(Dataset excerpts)
** start **
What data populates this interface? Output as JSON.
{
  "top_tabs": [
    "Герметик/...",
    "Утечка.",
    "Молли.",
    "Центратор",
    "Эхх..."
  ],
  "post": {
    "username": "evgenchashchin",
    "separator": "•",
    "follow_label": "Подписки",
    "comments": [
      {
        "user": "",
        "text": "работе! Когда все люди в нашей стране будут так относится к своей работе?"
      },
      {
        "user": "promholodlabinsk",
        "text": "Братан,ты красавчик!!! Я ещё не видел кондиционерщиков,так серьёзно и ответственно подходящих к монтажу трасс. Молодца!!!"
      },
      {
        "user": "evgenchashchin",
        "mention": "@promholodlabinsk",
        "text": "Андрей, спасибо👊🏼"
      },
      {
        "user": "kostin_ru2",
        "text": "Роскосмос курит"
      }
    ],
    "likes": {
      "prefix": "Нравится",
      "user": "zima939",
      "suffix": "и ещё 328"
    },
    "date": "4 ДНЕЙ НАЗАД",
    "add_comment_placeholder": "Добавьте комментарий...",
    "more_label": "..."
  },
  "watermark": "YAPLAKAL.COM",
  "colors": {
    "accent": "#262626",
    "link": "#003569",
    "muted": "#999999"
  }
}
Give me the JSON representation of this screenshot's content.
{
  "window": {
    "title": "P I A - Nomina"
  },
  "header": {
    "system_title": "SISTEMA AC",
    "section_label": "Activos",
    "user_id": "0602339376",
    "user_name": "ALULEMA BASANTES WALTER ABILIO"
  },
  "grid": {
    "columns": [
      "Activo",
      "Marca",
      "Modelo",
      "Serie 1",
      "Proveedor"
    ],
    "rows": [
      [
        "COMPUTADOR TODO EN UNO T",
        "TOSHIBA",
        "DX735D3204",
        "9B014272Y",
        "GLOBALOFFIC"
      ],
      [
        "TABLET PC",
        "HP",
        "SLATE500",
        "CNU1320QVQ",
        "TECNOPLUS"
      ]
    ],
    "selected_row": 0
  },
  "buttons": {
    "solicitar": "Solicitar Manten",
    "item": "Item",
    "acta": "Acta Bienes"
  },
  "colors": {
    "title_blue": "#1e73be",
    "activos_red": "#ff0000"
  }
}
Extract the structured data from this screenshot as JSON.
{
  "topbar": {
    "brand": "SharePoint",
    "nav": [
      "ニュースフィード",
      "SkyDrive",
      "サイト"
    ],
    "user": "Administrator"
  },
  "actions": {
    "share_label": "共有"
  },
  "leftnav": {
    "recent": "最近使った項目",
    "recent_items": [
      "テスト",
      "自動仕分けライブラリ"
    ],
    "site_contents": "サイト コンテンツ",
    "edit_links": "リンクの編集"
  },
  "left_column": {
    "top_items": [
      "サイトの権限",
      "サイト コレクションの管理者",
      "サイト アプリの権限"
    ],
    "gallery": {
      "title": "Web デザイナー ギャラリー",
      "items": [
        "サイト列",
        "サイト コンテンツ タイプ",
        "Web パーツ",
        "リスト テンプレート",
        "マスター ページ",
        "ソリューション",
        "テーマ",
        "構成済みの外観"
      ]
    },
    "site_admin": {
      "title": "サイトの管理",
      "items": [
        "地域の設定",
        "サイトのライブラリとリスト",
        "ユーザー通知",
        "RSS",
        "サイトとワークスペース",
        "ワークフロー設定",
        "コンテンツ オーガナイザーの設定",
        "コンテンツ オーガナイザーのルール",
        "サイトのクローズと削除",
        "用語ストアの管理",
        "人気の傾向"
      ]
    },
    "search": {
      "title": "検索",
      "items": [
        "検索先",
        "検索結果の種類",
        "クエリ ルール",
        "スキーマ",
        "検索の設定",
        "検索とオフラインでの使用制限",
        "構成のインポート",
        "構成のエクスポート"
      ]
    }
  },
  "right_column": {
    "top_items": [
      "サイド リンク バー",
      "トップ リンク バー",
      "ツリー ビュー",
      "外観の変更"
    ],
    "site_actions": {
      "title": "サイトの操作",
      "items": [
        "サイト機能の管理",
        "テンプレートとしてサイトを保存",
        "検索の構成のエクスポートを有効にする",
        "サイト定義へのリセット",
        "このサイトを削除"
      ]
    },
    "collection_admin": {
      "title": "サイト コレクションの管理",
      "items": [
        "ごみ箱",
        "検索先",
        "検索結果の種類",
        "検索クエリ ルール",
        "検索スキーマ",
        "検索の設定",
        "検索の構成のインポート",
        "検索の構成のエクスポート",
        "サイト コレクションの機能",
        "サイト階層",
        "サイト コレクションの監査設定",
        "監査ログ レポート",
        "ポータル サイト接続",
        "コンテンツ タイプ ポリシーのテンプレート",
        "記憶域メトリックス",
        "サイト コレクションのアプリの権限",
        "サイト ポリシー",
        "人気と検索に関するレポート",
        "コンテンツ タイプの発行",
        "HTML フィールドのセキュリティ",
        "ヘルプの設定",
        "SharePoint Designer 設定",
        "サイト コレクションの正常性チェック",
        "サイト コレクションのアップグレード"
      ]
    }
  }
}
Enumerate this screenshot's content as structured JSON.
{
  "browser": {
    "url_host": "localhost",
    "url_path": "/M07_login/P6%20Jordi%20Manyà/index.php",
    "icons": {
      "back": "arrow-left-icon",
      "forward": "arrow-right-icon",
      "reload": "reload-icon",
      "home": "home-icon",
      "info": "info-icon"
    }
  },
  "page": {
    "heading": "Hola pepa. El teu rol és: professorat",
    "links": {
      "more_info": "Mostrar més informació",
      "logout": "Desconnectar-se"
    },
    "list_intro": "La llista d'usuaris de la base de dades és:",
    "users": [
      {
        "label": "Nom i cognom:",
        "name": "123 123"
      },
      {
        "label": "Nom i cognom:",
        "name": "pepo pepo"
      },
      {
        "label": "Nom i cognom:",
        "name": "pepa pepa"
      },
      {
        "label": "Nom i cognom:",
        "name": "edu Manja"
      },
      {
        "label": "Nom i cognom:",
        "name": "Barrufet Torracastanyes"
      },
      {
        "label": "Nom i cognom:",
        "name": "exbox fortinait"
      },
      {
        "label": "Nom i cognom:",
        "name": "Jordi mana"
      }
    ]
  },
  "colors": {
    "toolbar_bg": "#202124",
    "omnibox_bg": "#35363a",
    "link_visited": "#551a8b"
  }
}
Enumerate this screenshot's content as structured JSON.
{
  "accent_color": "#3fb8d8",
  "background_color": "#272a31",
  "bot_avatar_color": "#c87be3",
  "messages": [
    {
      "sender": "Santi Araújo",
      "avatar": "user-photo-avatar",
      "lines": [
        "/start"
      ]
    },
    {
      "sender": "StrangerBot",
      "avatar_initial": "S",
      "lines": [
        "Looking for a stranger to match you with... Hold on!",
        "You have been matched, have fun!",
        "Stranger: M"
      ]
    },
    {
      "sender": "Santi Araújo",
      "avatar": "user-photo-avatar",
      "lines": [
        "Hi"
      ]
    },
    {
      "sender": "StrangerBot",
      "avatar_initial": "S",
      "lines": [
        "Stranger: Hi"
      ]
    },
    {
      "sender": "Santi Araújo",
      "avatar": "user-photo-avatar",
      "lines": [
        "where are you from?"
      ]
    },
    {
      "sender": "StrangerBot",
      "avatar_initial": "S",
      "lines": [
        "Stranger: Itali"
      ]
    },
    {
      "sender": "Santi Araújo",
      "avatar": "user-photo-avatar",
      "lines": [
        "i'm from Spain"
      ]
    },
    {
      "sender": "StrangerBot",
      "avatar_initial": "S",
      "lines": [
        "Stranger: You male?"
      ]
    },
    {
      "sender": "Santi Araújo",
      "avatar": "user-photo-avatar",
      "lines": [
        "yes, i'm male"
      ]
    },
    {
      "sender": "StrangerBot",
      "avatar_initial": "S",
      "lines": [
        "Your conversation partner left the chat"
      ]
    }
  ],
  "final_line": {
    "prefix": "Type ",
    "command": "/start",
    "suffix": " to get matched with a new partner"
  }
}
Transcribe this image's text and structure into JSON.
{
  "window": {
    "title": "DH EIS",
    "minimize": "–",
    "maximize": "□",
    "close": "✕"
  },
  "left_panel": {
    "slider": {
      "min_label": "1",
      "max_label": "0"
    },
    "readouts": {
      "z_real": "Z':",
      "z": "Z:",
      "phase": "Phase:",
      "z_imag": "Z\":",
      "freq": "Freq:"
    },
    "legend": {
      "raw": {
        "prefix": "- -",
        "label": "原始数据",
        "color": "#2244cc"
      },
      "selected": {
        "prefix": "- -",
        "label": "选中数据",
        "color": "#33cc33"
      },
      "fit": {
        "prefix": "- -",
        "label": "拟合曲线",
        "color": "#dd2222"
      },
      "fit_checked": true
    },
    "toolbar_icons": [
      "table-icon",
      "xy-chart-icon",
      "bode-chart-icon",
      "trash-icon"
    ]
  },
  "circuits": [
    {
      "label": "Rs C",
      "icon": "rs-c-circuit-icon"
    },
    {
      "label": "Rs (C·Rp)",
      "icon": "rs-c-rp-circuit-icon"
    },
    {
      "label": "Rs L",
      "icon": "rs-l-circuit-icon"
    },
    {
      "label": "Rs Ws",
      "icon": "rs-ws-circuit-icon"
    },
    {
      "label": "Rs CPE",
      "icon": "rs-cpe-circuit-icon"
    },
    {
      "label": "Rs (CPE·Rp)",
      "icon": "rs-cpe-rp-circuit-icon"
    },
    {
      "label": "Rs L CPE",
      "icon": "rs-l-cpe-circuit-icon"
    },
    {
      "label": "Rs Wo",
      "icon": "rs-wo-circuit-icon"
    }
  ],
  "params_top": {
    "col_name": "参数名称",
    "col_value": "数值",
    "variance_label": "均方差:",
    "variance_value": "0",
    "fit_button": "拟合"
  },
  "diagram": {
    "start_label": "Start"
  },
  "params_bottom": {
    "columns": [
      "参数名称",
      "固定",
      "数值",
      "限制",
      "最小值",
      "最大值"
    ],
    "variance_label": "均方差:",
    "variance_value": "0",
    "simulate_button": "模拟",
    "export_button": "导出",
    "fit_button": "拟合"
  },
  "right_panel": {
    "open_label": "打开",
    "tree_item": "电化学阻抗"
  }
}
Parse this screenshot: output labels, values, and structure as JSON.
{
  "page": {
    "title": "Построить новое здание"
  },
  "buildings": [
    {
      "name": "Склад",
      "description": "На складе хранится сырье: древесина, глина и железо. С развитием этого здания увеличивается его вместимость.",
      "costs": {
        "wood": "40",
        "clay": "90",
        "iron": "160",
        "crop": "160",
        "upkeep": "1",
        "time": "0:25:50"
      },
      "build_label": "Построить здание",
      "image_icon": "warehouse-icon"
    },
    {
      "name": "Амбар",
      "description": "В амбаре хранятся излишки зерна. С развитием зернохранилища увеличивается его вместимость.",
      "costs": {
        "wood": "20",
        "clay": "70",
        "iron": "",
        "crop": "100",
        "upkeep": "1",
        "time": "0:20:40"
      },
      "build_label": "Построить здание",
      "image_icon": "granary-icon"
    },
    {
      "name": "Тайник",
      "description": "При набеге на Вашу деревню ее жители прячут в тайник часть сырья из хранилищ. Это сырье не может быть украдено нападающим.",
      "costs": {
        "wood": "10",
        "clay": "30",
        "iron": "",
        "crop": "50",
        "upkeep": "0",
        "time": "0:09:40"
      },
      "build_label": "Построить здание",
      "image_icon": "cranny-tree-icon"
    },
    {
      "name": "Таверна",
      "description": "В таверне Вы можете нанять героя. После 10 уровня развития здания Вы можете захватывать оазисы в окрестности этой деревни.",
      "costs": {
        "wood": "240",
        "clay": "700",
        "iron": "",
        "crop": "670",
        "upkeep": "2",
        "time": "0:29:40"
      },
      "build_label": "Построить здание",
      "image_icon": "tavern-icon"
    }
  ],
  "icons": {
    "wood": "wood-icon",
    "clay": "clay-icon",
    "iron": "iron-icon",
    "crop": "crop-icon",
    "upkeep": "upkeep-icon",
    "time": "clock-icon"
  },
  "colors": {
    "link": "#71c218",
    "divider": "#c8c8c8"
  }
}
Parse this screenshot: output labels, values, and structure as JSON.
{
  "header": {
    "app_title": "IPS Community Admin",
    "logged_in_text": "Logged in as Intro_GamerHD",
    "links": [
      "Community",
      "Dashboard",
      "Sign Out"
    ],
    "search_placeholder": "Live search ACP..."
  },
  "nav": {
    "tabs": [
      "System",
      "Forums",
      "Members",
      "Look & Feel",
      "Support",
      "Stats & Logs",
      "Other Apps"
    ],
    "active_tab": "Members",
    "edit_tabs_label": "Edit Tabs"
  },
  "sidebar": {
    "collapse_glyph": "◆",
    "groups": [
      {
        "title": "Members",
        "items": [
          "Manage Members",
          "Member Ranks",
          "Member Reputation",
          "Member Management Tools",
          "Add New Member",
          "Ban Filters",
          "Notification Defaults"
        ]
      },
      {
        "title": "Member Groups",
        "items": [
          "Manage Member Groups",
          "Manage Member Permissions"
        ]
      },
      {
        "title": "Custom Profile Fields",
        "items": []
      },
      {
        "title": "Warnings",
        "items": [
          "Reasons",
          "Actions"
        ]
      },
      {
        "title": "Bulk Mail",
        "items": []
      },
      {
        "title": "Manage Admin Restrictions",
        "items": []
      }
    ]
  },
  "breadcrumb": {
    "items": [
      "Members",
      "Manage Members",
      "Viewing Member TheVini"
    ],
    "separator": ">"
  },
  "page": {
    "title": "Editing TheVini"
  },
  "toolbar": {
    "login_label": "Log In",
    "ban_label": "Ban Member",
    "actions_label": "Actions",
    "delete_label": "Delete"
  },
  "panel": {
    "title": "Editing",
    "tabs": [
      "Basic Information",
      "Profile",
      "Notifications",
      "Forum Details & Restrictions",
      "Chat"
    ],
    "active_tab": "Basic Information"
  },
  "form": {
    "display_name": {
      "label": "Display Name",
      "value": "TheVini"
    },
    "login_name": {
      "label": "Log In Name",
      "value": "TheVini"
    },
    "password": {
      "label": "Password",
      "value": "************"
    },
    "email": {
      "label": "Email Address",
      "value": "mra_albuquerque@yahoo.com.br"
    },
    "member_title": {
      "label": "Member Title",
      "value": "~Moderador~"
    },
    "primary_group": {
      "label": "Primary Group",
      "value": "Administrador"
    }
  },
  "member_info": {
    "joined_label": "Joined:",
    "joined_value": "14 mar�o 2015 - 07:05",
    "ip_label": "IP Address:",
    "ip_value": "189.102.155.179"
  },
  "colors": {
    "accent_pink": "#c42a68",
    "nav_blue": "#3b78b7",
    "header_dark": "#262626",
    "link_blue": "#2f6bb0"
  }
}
** end **
EXERCISE OBJECTIVE
Show all lines from the records above where the word "evgenchashchin" occurs.

TASK OUTPUT
    "username": "evgenchashchin",
        "user": "evgenchashchin",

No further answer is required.